··· Extracted information
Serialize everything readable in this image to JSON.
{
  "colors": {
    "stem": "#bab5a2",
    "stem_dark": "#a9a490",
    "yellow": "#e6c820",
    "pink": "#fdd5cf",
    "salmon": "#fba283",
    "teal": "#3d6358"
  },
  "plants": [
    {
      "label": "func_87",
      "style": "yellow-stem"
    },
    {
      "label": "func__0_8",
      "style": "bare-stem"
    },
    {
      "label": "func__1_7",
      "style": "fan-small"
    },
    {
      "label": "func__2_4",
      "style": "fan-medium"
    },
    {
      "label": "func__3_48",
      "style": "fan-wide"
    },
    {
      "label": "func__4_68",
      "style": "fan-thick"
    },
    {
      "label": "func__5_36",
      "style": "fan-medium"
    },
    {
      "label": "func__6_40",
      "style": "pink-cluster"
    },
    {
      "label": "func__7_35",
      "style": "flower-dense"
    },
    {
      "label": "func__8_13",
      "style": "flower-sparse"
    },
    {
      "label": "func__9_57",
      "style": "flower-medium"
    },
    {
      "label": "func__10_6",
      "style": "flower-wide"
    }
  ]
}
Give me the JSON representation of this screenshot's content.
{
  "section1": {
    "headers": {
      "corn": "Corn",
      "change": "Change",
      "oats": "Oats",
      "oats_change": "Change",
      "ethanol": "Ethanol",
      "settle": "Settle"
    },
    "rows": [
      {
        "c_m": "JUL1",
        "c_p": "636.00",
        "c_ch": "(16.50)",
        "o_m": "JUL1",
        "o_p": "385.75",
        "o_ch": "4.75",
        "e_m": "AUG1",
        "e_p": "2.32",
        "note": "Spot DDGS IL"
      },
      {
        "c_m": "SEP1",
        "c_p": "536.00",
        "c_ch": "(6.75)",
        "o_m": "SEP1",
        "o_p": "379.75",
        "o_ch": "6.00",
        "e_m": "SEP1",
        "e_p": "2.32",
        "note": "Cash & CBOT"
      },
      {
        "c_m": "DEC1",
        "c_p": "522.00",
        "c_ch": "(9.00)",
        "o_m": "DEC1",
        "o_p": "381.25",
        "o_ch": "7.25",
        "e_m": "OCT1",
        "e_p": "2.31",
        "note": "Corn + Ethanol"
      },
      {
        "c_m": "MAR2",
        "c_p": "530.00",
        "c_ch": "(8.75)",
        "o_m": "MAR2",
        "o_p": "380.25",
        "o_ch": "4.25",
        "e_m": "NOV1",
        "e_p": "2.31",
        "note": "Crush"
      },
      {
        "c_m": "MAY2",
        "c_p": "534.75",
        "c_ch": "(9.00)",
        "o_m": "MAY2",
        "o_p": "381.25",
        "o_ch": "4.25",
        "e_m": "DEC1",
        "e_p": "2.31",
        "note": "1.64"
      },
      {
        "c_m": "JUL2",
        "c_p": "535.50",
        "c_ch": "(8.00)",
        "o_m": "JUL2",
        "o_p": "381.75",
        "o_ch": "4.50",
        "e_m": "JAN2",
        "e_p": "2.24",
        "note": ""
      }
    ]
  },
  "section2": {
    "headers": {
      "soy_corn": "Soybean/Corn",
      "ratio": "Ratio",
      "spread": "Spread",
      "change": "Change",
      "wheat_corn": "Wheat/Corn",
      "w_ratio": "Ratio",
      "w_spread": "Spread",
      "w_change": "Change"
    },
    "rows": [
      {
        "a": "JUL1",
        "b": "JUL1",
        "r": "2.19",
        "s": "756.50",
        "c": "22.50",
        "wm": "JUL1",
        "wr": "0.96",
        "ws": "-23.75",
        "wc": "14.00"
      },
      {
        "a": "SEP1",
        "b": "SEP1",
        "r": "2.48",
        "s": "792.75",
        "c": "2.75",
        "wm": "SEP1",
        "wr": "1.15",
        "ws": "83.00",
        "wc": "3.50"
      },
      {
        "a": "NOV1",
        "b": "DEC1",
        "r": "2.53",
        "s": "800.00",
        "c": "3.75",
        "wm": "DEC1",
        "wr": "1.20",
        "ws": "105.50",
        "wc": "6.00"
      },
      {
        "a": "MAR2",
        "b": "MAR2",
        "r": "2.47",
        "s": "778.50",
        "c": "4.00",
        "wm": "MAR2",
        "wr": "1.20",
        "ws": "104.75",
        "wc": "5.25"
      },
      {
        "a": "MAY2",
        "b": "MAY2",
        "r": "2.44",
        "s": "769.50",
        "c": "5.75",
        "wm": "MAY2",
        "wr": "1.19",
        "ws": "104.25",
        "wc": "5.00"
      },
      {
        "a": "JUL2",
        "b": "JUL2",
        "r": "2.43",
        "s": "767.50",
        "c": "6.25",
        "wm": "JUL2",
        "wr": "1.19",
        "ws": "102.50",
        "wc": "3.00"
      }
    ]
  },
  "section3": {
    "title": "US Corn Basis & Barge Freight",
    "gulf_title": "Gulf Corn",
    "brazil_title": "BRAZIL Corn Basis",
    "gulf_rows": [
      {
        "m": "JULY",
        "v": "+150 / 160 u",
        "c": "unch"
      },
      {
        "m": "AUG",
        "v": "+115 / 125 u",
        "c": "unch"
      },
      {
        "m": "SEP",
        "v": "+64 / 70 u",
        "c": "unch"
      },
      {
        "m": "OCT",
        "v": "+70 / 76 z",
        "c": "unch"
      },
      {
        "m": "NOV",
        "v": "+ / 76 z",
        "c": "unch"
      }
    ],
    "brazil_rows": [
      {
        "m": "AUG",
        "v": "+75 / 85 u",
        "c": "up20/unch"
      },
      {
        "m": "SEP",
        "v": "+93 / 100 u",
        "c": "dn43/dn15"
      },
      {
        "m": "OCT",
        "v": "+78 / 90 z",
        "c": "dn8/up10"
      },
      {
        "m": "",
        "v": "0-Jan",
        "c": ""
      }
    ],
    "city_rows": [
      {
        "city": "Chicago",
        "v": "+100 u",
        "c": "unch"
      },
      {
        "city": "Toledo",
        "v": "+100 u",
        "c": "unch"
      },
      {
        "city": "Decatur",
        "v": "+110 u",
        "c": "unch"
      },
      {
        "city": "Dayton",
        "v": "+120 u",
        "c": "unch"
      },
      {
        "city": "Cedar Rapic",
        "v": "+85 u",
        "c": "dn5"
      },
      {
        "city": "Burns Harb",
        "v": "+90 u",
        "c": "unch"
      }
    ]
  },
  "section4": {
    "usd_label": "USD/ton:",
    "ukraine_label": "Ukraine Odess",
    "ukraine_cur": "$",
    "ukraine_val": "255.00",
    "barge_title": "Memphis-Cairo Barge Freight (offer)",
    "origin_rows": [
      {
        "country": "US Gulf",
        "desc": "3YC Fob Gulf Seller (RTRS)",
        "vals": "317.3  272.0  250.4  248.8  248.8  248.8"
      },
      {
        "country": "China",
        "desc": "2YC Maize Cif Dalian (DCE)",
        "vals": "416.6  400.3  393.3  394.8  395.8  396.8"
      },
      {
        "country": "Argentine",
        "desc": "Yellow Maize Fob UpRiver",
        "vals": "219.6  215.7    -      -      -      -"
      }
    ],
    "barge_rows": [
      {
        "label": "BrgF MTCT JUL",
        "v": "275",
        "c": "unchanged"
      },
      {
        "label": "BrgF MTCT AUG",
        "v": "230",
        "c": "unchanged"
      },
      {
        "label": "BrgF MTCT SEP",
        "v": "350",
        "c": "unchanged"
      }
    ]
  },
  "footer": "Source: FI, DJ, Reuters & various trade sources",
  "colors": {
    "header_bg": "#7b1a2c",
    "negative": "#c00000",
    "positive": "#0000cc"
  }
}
······
Generate an exact reproduction of all entries.

Serialize everything readable in this image to JSON.
{
  "colors": {
    "stem": "#bab5a2",
    "stem_dark": "#a9a490",
    "yellow": "#e6c820",
    "pink": "#fdd5cf",
    "salmon": "#fba283",
    "teal": "#3d6358"
  },
  "plants": [
    {
      "label": "func_87",
      "style": "yellow-stem"
    },
    {
      "label": "func__0_8",
      "style": "bare-stem"
    },
    {
      "label": "func__1_7",
      "style": "fan-small"
    },
    {
      "label": "func__2_4",
      "style": "fan-medium"
    },
    {
      "label": "func__3_48",
      "style": "fan-wide"
    },
    {
      "label": "func__4_68",
      "style": "fan-thick"
    },
    {
      "label": "func__5_36",
      "style": "fan-medium"
    },
    {
      "label": "func__6_40",
      "style": "pink-cluster"
    },
    {
      "label": "func__7_35",
      "style": "flower-dense"
    },
    {
      "label": "func__8_13",
      "style": "flower-sparse"
    },
    {
      "label": "func__9_57",
      "style": "flower-medium"
    },
    {
      "label": "func__10_6",
      "style": "flower-wide"
    }
  ]
}
Give me the JSON representation of this screenshot's content.
{
  "section1": {
    "headers": {
      "corn": "Corn",
      "change": "Change",
      "oats": "Oats",
      "oats_change": "Change",
      "ethanol": "Ethanol",
      "settle": "Settle"
    },
    "rows": [
      {
        "c_m": "JUL1",
        "c_p": "636.00",
        "c_ch": "(16.50)",
        "o_m": "JUL1",
        "o_p": "385.75",
        "o_ch": "4.75",
        "e_m": "AUG1",
        "e_p": "2.32",
        "note": "Spot DDGS IL"
      },
      {
        "c_m": "SEP1",
        "c_p": "536.00",
        "c_ch": "(6.75)",
        "o_m": "SEP1",
        "o_p": "379.75",
        "o_ch": "6.00",
        "e_m": "SEP1",
        "e_p": "2.32",
        "note": "Cash & CBOT"
      },
      {
        "c_m": "DEC1",
        "c_p": "522.00",
        "c_ch": "(9.00)",
        "o_m": "DEC1",
        "o_p": "381.25",
        "o_ch": "7.25",
        "e_m": "OCT1",
        "e_p": "2.31",
        "note": "Corn + Ethanol"
      },
      {
        "c_m": "MAR2",
        "c_p": "530.00",
        "c_ch": "(8.75)",
        "o_m": "MAR2",
        "o_p": "380.25",
        "o_ch": "4.25",
        "e_m": "NOV1",
        "e_p": "2.31",
        "note": "Crush"
      },
      {
        "c_m": "MAY2",
        "c_p": "534.75",
        "c_ch": "(9.00)",
        "o_m": "MAY2",
        "o_p": "381.25",
        "o_ch": "4.25",
        "e_m": "DEC1",
        "e_p": "2.31",
        "note": "1.64"
      },
      {
        "c_m": "JUL2",
        "c_p": "535.50",
        "c_ch": "(8.00)",
        "o_m": "JUL2",
        "o_p": "381.75",
        "o_ch": "4.50",
        "e_m": "JAN2",
        "e_p": "2.24",
        "note": ""
      }
    ]
  },
  "section2": {
    "headers": {
      "soy_corn": "Soybean/Corn",
      "ratio": "Ratio",
      "spread": "Spread",
      "change": "Change",
      "wheat_corn": "Wheat/Corn",
      "w_ratio": "Ratio",
      "w_spread": "Spread",
      "w_change": "Change"
    },
    "rows": [
      {
        "a": "JUL1",
        "b": "JUL1",
        "r": "2.19",
        "s": "756.50",
        "c": "22.50",
        "wm": "JUL1",
        "wr": "0.96",
        "ws": "-23.75",
        "wc": "14.00"
      },
      {
        "a": "SEP1",
        "b": "SEP1",
        "r": "2.48",
        "s": "792.75",
        "c": "2.75",
        "wm": "SEP1",
        "wr": "1.15",
        "ws": "83.00",
        "wc": "3.50"
      },
      {
        "a": "NOV1",
        "b": "DEC1",
        "r": "2.53",
        "s": "800.00",
        "c": "3.75",
        "wm": "DEC1",
        "wr": "1.20",
        "ws": "105.50",
        "wc": "6.00"
      },
      {
        "a": "MAR2",
        "b": "MAR2",
        "r": "2.47",
        "s": "778.50",
        "c": "4.00",
        "wm": "MAR2",
        "wr": "1.20",
        "ws": "104.75",
        "wc": "5.25"
      },
      {
        "a": "MAY2",
        "b": "MAY2",
        "r": "2.44",
        "s": "769.50",
        "c": "5.75",
        "wm": "MAY2",
        "wr": "1.19",
        "ws": "104.25",
        "wc": "5.00"
      },
      {
        "a": "JUL2",
        "b": "JUL2",
        "r": "2.43",
        "s": "767.50",
        "c": "6.25",
        "wm": "JUL2",
        "wr": "1.19",
        "ws": "102.50",
        "wc": "3.00"
      }
    ]
  },
  "section3": {
    "title": "US Corn Basis & Barge Freight",
    "gulf_title": "Gulf Corn",
    "brazil_title": "BRAZIL Corn Basis",
    "gulf_rows": [
      {
        "m": "JULY",
        "v": "+150 / 160 u",
        "c": "unch"
      },
      {
        "m": "AUG",
        "v": "+115 / 125 u",
        "c": "unch"
      },
      {
        "m": "SEP",
        "v": "+64 / 70 u",
        "c": "unch"
      },
      {
        "m": "OCT",
        "v": "+70 / 76 z",
        "c": "unch"
      },
      {
        "m": "NOV",
        "v": "+ / 76 z",
        "c": "unch"
      }
    ],
    "brazil_rows": [
      {
        "m": "AUG",
        "v": "+75 / 85 u",
        "c": "up20/unch"
      },
      {
        "m": "SEP",
        "v": "+93 / 100 u",
        "c": "dn43/dn15"
      },
      {
        "m": "OCT",
        "v": "+78 / 90 z",
        "c": "dn8/up10"
      },
      {
        "m": "",
        "v": "0-Jan",
        "c": ""
      }
    ],
    "city_rows": [
      {
        "city": "Chicago",
        "v": "+100 u",
        "c": "unch"
      },
      {
        "city": "Toledo",
        "v": "+100 u",
        "c": "unch"
      },
      {
        "city": "Decatur",
        "v": "+110 u",
        "c": "unch"
      },
      {
        "city": "Dayton",
        "v": "+120 u",
        "c": "unch"
      },
      {
        "city": "Cedar Rapic",
        "v": "+85 u",
        "c": "dn5"
      },
      {
        "city": "Burns Harb",
        "v": "+90 u",
        "c": "unch"
      }
    ]
  },
  "section4": {
    "usd_label": "USD/ton:",
    "ukraine_label": "Ukraine Odess",
    "ukraine_cur": "$",
    "ukraine_val": "255.00",
    "barge_title": "Memphis-Cairo Barge Freight (offer)",
    "origin_rows": [
      {
        "country": "US Gulf",
        "desc": "3YC Fob Gulf Seller (RTRS)",
        "vals": "317.3  272.0  250.4  248.8  248.8  248.8"
      },
      {
        "country": "China",
        "desc": "2YC Maize Cif Dalian (DCE)",
        "vals": "416.6  400.3  393.3  394.8  395.8  396.8"
      },
      {
        "country": "Argentine",
        "desc": "Yellow Maize Fob UpRiver",
        "vals": "219.6  215.7    -      -      -      -"
      }
    ],
    "barge_rows": [
      {
        "label": "BrgF MTCT JUL",
        "v": "275",
        "c": "unchanged"
      },
      {
        "label": "BrgF MTCT AUG",
        "v": "230",
        "c": "unchanged"
      },
      {
        "label": "BrgF MTCT SEP",
        "v": "350",
        "c": "unchanged"
      }
    ]
  },
  "footer": "Source: FI, DJ, Reuters & various trade sources",
  "colors": {
    "header_bg": "#7b1a2c",
    "negative": "#c00000",
    "positive": "#0000cc"
  }
}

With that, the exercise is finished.